Aim — Keep the pictures out of the copy and repeat the records exactly.

+---+

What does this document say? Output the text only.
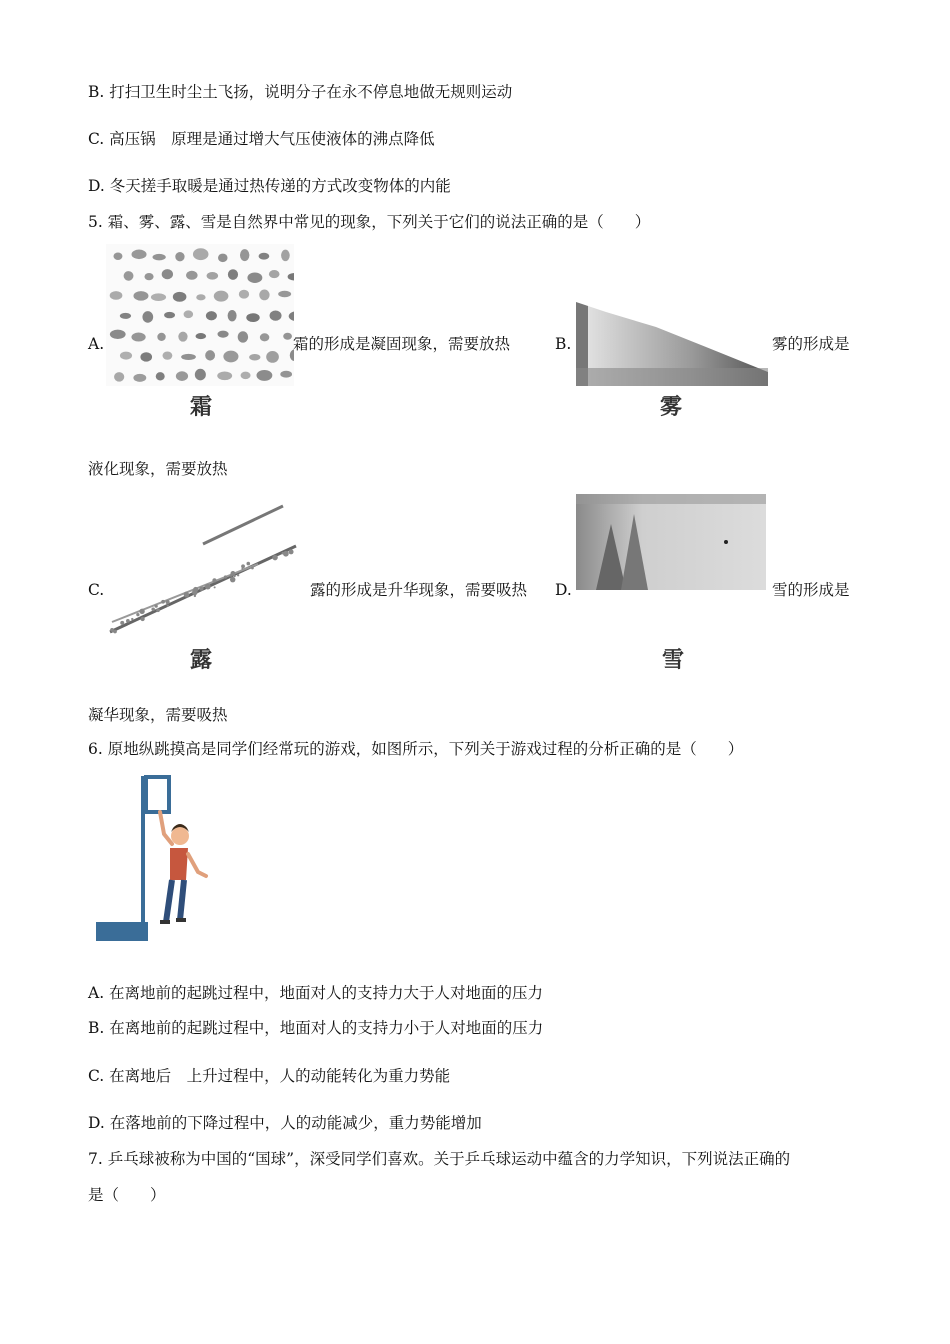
B. 打扫卫生时尘土飞扬，说明分子在永不停息地做无规则运动
C. 高压锅　原理是通过增大气压使液体的沸点降低
D. 冬天搓手取暖是通过热传递的方式改变物体的内能
5. 霜、雾、露、雪是自然界中常见的现象，下列关于它们的说法正确的是（　　）
A.
霜
霜的形成是凝固现象，需要放热	B.
雾
雾的形成是
液化现象，需要放热
C.
露
露的形成是升华现象，需要吸热 D.
雪
雪的形成是
凝华现象，需要吸热
6. 原地纵跳摸高是同学们经常玩的游戏，如图所示，下列关于游戏过程的分析正确的是（　　）
A. 在离地前的起跳过程中，地面对人的支持力大于人对地面的压力
B. 在离地前的起跳过程中，地面对人的支持力小于人对地面的压力
C. 在离地后　上升过程中，人的动能转化为重力势能
D. 在落地前的下降过程中，人的动能减少，重力势能增加
7. 乒乓球被称为中国的“国球”，深受同学们喜欢。关于乒乓球运动中蕴含的力学知识，下列说法正确的
是（　　）
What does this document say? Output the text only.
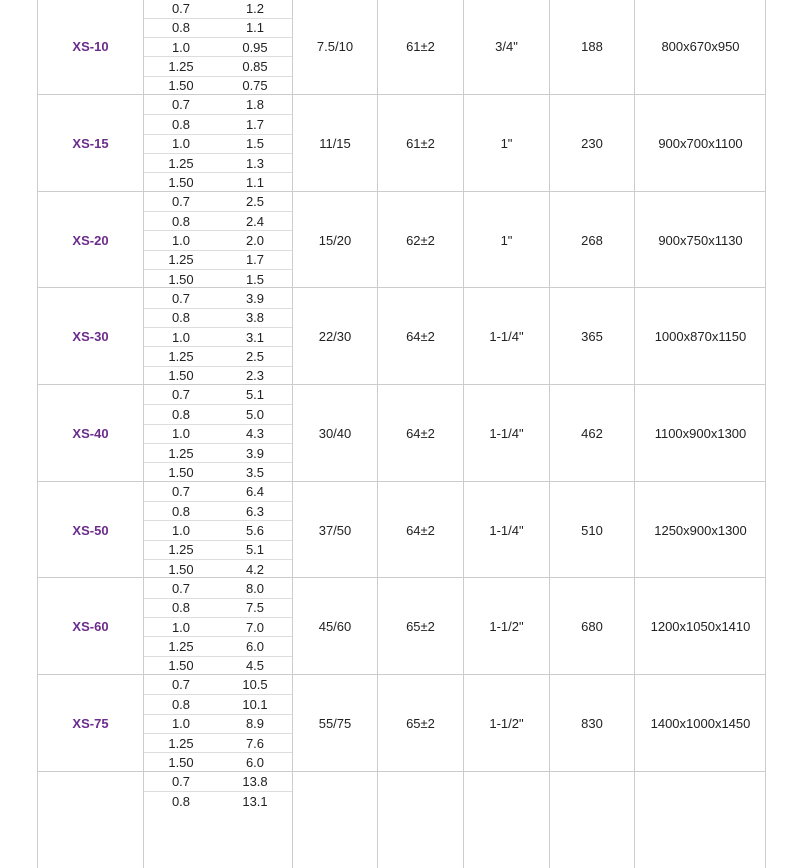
XS-10
0.7	1.2
0.8	1.1
1.0	0.95
1.25	0.85
1.50	0.75
7.5/10	61±2	3/4"	188	800x670x950
XS-15
0.7	1.8
0.8	1.7
1.0	1.5
1.25	1.3
1.50	1.1
11/15	61±2	1"	230	900x700x1100
XS-20
0.7	2.5
0.8	2.4
1.0	2.0
1.25	1.7
1.50	1.5
15/20	62±2	1"	268	900x750x1130
XS-30
0.7	3.9
0.8	3.8
1.0	3.1
1.25	2.5
1.50	2.3
22/30	64±2	1-1/4"	365	1000x870x1150
XS-40
0.7	5.1
0.8	5.0
1.0	4.3
1.25	3.9
1.50	3.5
30/40	64±2	1-1/4"	462	1100x900x1300
XS-50
0.7	6.4
0.8	6.3
1.0	5.6
1.25	5.1
1.50	4.2
37/50	64±2	1-1/4"	510	1250x900x1300
XS-60
0.7	8.0
0.8	7.5
1.0	7.0
1.25	6.0
1.50	4.5
45/60	65±2	1-1/2"	680	1200x1050x1410
XS-75
0.7	10.5
0.8	10.1
1.0	8.9
1.25	7.6
1.50	6.0
55/75	65±2	1-1/2"	830	1400x1000x1450
0.7	13.8
0.8	13.1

+---+

Reply —
What does this document say? Output the text only.
B. 打扫卫生时尘土飞扬，说明分子在永不停息地做无规则运动
C. 高压锅　原理是通过增大气压使液体的沸点降低
D. 冬天搓手取暖是通过热传递的方式改变物体的内能
5. 霜、雾、露、雪是自然界中常见的现象，下列关于它们的说法正确的是（　　）
A.
霜
霜的形成是凝固现象，需要放热	B.
雾
雾的形成是
液化现象，需要放热
C.
露
露的形成是升华现象，需要吸热 D.
雪
雪的形成是
凝华现象，需要吸热
6. 原地纵跳摸高是同学们经常玩的游戏，如图所示，下列关于游戏过程的分析正确的是（　　）
A. 在离地前的起跳过程中，地面对人的支持力大于人对地面的压力
B. 在离地前的起跳过程中，地面对人的支持力小于人对地面的压力
C. 在离地后　上升过程中，人的动能转化为重力势能
D. 在落地前的下降过程中，人的动能减少，重力势能增加
7. 乒乓球被称为中国的“国球”，深受同学们喜欢。关于乒乓球运动中蕴含的力学知识，下列说法正确的
是（　　）
What does this document say? Output the text only.
XS-10
0.7	1.2
0.8	1.1
1.0	0.95
1.25	0.85
1.50	0.75
7.5/10	61±2	3/4"	188	800x670x950
XS-15
0.7	1.8
0.8	1.7
1.0	1.5
1.25	1.3
1.50	1.1
11/15	61±2	1"	230	900x700x1100
XS-20
0.7	2.5
0.8	2.4
1.0	2.0
1.25	1.7
1.50	1.5
15/20	62±2	1"	268	900x750x1130
XS-30
0.7	3.9
0.8	3.8
1.0	3.1
1.25	2.5
1.50	2.3
22/30	64±2	1-1/4"	365	1000x870x1150
XS-40
0.7	5.1
0.8	5.0
1.0	4.3
1.25	3.9
1.50	3.5
30/40	64±2	1-1/4"	462	1100x900x1300
XS-50
0.7	6.4
0.8	6.3
1.0	5.6
1.25	5.1
1.50	4.2
37/50	64±2	1-1/4"	510	1250x900x1300
XS-60
0.7	8.0
0.8	7.5
1.0	7.0
1.25	6.0
1.50	4.5
45/60	65±2	1-1/2"	680	1200x1050x1410
XS-75
0.7	10.5
0.8	10.1
1.0	8.9
1.25	7.6
1.50	6.0
55/75	65±2	1-1/2"	830	1400x1000x1450
0.7	13.8
0.8	13.1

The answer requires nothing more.